*** Dataset ***

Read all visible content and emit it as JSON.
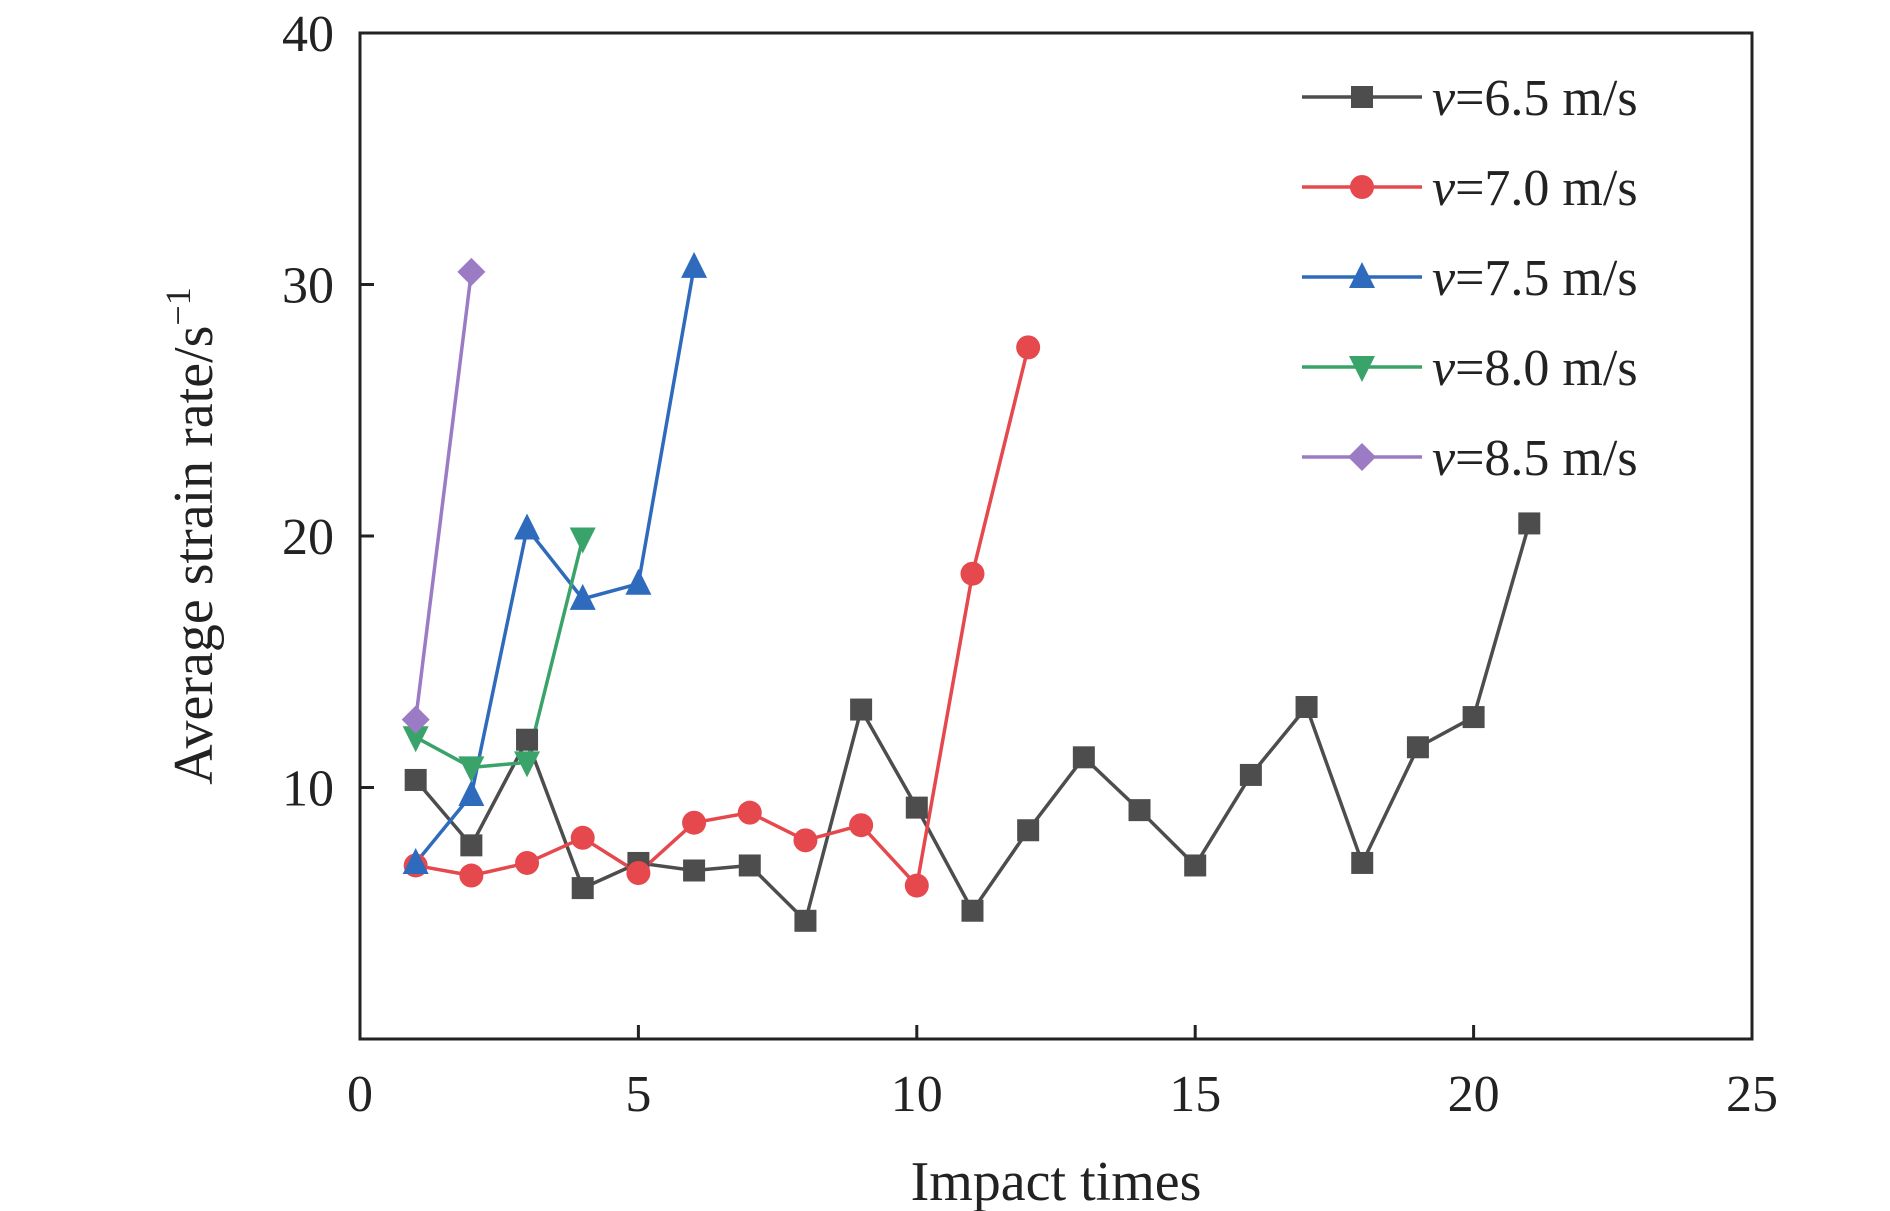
{
  "chart_data": {
    "type": "line",
    "xlabel": "Impact times",
    "ylabel": "Average strain rate/s",
    "ylabel_superscript": "−1",
    "xlim": [
      0,
      25
    ],
    "ylim": [
      0,
      40
    ],
    "x_ticks": [
      "0",
      "5",
      "10",
      "15",
      "20",
      "25"
    ],
    "y_ticks": [
      "10",
      "20",
      "30",
      "40"
    ],
    "grid": false,
    "legend_position": "top-right",
    "series": [
      {
        "name": "v=6.5 m/s",
        "name_italic": "v",
        "name_rest": "=6.5 m/s",
        "color": "#4d4d4d",
        "marker": "square",
        "x": [
          1,
          2,
          3,
          4,
          5,
          6,
          7,
          8,
          9,
          10,
          11,
          12,
          13,
          14,
          15,
          16,
          17,
          18,
          19,
          20,
          21
        ],
        "y": [
          10.3,
          7.7,
          11.9,
          6.0,
          7.0,
          6.7,
          6.9,
          4.7,
          13.1,
          9.2,
          5.1,
          8.3,
          11.2,
          9.1,
          6.9,
          10.5,
          13.2,
          7.0,
          11.6,
          12.8,
          20.5
        ]
      },
      {
        "name": "v=7.0 m/s",
        "name_italic": "v",
        "name_rest": "=7.0 m/s",
        "color": "#e5484d",
        "marker": "circle",
        "x": [
          1,
          2,
          3,
          4,
          5,
          6,
          7,
          8,
          9,
          10,
          11,
          12
        ],
        "y": [
          6.9,
          6.5,
          7.0,
          8.0,
          6.6,
          8.6,
          9.0,
          7.9,
          8.5,
          6.1,
          18.5,
          27.5
        ]
      },
      {
        "name": "v=7.5 m/s",
        "name_italic": "v",
        "name_rest": "=7.5 m/s",
        "color": "#2f6bbd",
        "marker": "triangle-up",
        "x": [
          1,
          2,
          3,
          4,
          5,
          6
        ],
        "y": [
          7.0,
          9.7,
          20.3,
          17.5,
          18.1,
          30.7
        ]
      },
      {
        "name": "v=8.0 m/s",
        "name_italic": "v",
        "name_rest": "=8.0 m/s",
        "color": "#3aa36a",
        "marker": "triangle-down",
        "x": [
          1,
          2,
          3,
          4
        ],
        "y": [
          12.0,
          10.8,
          11.0,
          19.9
        ]
      },
      {
        "name": "v=8.5 m/s",
        "name_italic": "v",
        "name_rest": "=8.5 m/s",
        "color": "#9b7bc4",
        "marker": "diamond",
        "x": [
          1,
          2
        ],
        "y": [
          12.7,
          30.5
        ]
      }
    ]
  }
}
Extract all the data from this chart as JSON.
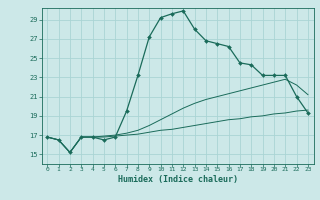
{
  "title": "",
  "xlabel": "Humidex (Indice chaleur)",
  "background_color": "#cce8e8",
  "grid_color": "#aad4d4",
  "line_color": "#1a6b5a",
  "xlim": [
    -0.5,
    23.5
  ],
  "ylim": [
    14.0,
    30.2
  ],
  "yticks": [
    15,
    17,
    19,
    21,
    23,
    25,
    27,
    29
  ],
  "xticks": [
    0,
    1,
    2,
    3,
    4,
    5,
    6,
    7,
    8,
    9,
    10,
    11,
    12,
    13,
    14,
    15,
    16,
    17,
    18,
    19,
    20,
    21,
    22,
    23
  ],
  "line1_x": [
    0,
    1,
    2,
    3,
    4,
    5,
    6,
    7,
    8,
    9,
    10,
    11,
    12,
    13,
    14,
    15,
    16,
    17,
    18,
    19,
    20,
    21,
    22,
    23
  ],
  "line1_y": [
    16.8,
    16.5,
    15.2,
    16.8,
    16.8,
    16.5,
    16.8,
    19.5,
    23.2,
    27.2,
    29.2,
    29.6,
    29.9,
    28.0,
    26.8,
    26.5,
    26.2,
    24.5,
    24.3,
    23.2,
    23.2,
    23.2,
    21.0,
    19.3
  ],
  "line2_x": [
    0,
    1,
    2,
    3,
    4,
    5,
    6,
    7,
    8,
    9,
    10,
    11,
    12,
    13,
    14,
    15,
    16,
    17,
    18,
    19,
    20,
    21,
    22,
    23
  ],
  "line2_y": [
    16.8,
    16.5,
    15.2,
    16.8,
    16.8,
    16.8,
    16.9,
    17.0,
    17.1,
    17.3,
    17.5,
    17.6,
    17.8,
    18.0,
    18.2,
    18.4,
    18.6,
    18.7,
    18.9,
    19.0,
    19.2,
    19.3,
    19.5,
    19.6
  ],
  "line3_x": [
    0,
    1,
    2,
    3,
    4,
    5,
    6,
    7,
    8,
    9,
    10,
    11,
    12,
    13,
    14,
    15,
    16,
    17,
    18,
    19,
    20,
    21,
    22,
    23
  ],
  "line3_y": [
    16.8,
    16.5,
    15.2,
    16.8,
    16.8,
    16.9,
    17.0,
    17.2,
    17.5,
    18.0,
    18.6,
    19.2,
    19.8,
    20.3,
    20.7,
    21.0,
    21.3,
    21.6,
    21.9,
    22.2,
    22.5,
    22.8,
    22.2,
    21.2
  ]
}
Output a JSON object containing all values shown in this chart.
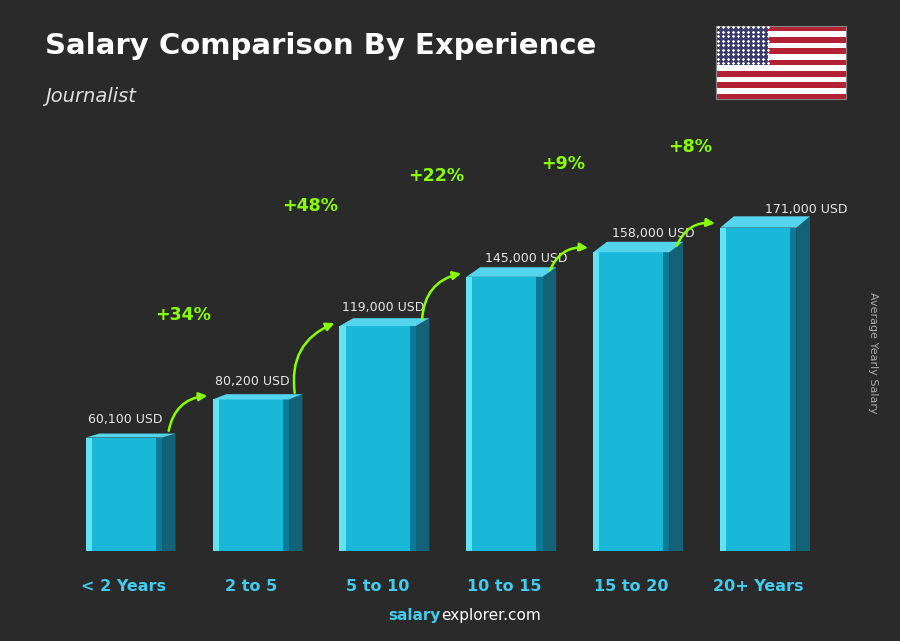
{
  "title": "Salary Comparison By Experience",
  "subtitle": "Journalist",
  "categories": [
    "< 2 Years",
    "2 to 5",
    "5 to 10",
    "10 to 15",
    "15 to 20",
    "20+ Years"
  ],
  "values": [
    60100,
    80200,
    119000,
    145000,
    158000,
    171000
  ],
  "value_labels": [
    "60,100 USD",
    "80,200 USD",
    "119,000 USD",
    "145,000 USD",
    "158,000 USD",
    "171,000 USD"
  ],
  "pct_changes": [
    "+34%",
    "+48%",
    "+22%",
    "+9%",
    "+8%"
  ],
  "bar_face_color": "#1ab8d8",
  "bar_highlight_color": "#6be8f8",
  "bar_dark_color": "#0a7a99",
  "bar_top_color": "#55d4ee",
  "bar_shadow_color": "#0d6680",
  "bg_color": "#2a2a2a",
  "title_color": "#ffffff",
  "subtitle_color": "#e0e0e0",
  "value_label_color": "#e8e8e8",
  "pct_color": "#88ff00",
  "xlabel_color": "#44ccee",
  "arrow_color": "#88ff00",
  "ylabel_text": "Average Yearly Salary",
  "footer_salary_color": "#44ccee",
  "footer_explorer_color": "#ffffff",
  "ylim_max": 210000,
  "bar_bottom": 0,
  "bar_width": 0.6
}
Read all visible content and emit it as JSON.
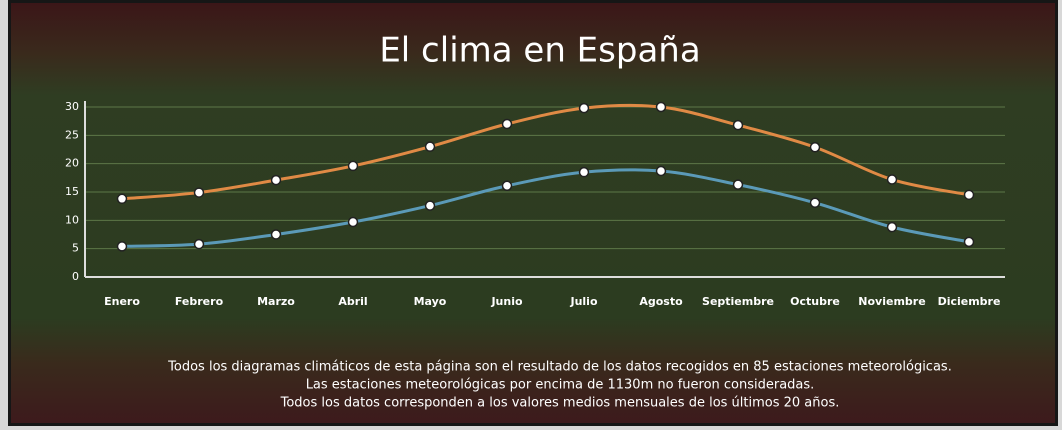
{
  "chart_data": {
    "type": "line",
    "title": "El clima en España",
    "categories": [
      "Enero",
      "Febrero",
      "Marzo",
      "Abril",
      "Mayo",
      "Junio",
      "Julio",
      "Agosto",
      "Septiembre",
      "Octubre",
      "Noviembre",
      "Diciembre"
    ],
    "series": [
      {
        "color": "#e08a45",
        "values": [
          13.8,
          14.9,
          17.1,
          19.6,
          23.0,
          27.0,
          29.8,
          30.0,
          26.8,
          22.9,
          17.2,
          14.5
        ]
      },
      {
        "color": "#5b9ab8",
        "values": [
          5.4,
          5.8,
          7.5,
          9.7,
          12.6,
          16.1,
          18.5,
          18.7,
          16.3,
          13.1,
          8.8,
          6.2
        ]
      }
    ],
    "ylim": [
      0,
      30
    ],
    "yticks": [
      0,
      5,
      10,
      15,
      20,
      25,
      30
    ],
    "grid": true,
    "notes": [
      "Todos los diagramas climáticos de esta página son el resultado de los datos recogidos en 85 estaciones meteorológicas.",
      "Las estaciones meteorológicas por encima de 1130m no fueron consideradas.",
      "Todos los datos corresponden a los valores medios mensuales de los últimos 20 años."
    ]
  }
}
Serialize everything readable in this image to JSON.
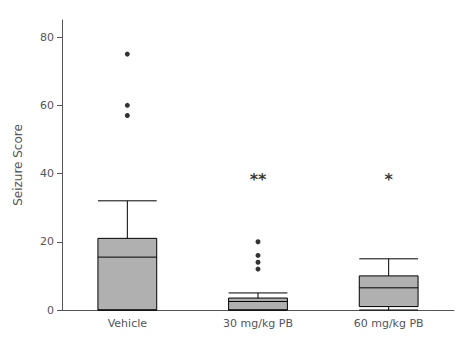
{
  "chart_data": {
    "type": "box",
    "categories": [
      "Vehicle",
      "30 mg/kg PB",
      "60 mg/kg PB"
    ],
    "whisker_low": [
      0,
      0,
      0
    ],
    "q1": [
      0,
      0,
      1
    ],
    "median": [
      15.5,
      2.5,
      6.5
    ],
    "q3": [
      21,
      3.5,
      10
    ],
    "whisker_high": [
      32,
      5,
      15
    ],
    "outliers": [
      [
        75,
        60,
        57
      ],
      [
        20,
        16,
        14,
        12
      ],
      []
    ],
    "color": "#b0b0b0",
    "ylabel": "Seizure Score",
    "ylim": [
      0,
      85
    ],
    "yticks": [
      0,
      20,
      40,
      60,
      80
    ],
    "grid": false,
    "annotations": [
      {
        "text": "**",
        "x": "30 mg/kg PB",
        "y": 36
      },
      {
        "text": "*",
        "x": "60 mg/kg PB",
        "y": 36
      }
    ]
  }
}
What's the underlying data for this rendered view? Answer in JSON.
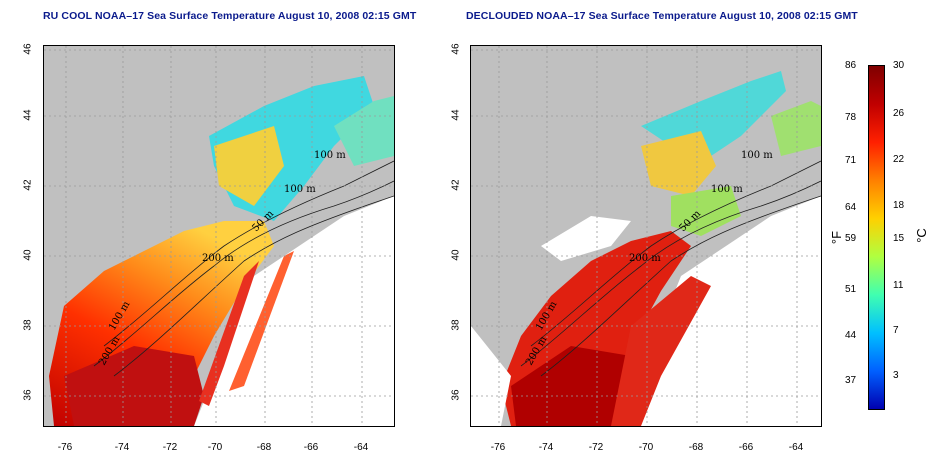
{
  "panels": [
    {
      "title": "RU COOL NOAA–17 Sea Surface Temperature August 10, 2008 02:15 GMT",
      "x_ticks": [
        "-76",
        "-74",
        "-72",
        "-70",
        "-68",
        "-66",
        "-64"
      ],
      "y_ticks": [
        "46",
        "44",
        "42",
        "40",
        "38",
        "36"
      ],
      "contour_labels": [
        "100 m",
        "100 m",
        "50 m",
        "200 m",
        "100 m",
        "200 m"
      ]
    },
    {
      "title": "DECLOUDED NOAA–17 Sea Surface Temperature August 10, 2008 02:15 GMT",
      "x_ticks": [
        "-76",
        "-74",
        "-72",
        "-70",
        "-68",
        "-66",
        "-64"
      ],
      "y_ticks": [
        "46",
        "44",
        "42",
        "40",
        "38",
        "36"
      ],
      "contour_labels": [
        "100 m",
        "100 m",
        "50 m",
        "200 m",
        "100 m",
        "200 m"
      ]
    }
  ],
  "colorbar": {
    "fahrenheit_ticks": [
      "86",
      "78",
      "71",
      "64",
      "59",
      "51",
      "44",
      "37"
    ],
    "celsius_ticks": [
      "30",
      "26",
      "22",
      "18",
      "15",
      "11",
      "7",
      "3"
    ],
    "fahrenheit_unit": "°F",
    "celsius_unit": "°C",
    "colors": [
      "#7f0000",
      "#c00000",
      "#ff2000",
      "#ff8000",
      "#ffd000",
      "#b0ff40",
      "#40ffb0",
      "#00c0ff",
      "#0060ff",
      "#0000b0"
    ]
  },
  "map_colors": {
    "land": "#c0c0c0",
    "ocean_cloud": "#ffffff",
    "grid": "#a0a0a0"
  }
}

***

# Instruction
Copy out every line that includes the word "marker".

# Answer for the task
        "marker": "square",
        "marker": "circle",
        "marker": "triangle-up",
        "marker": "triangle-down",
        "marker": "diamond",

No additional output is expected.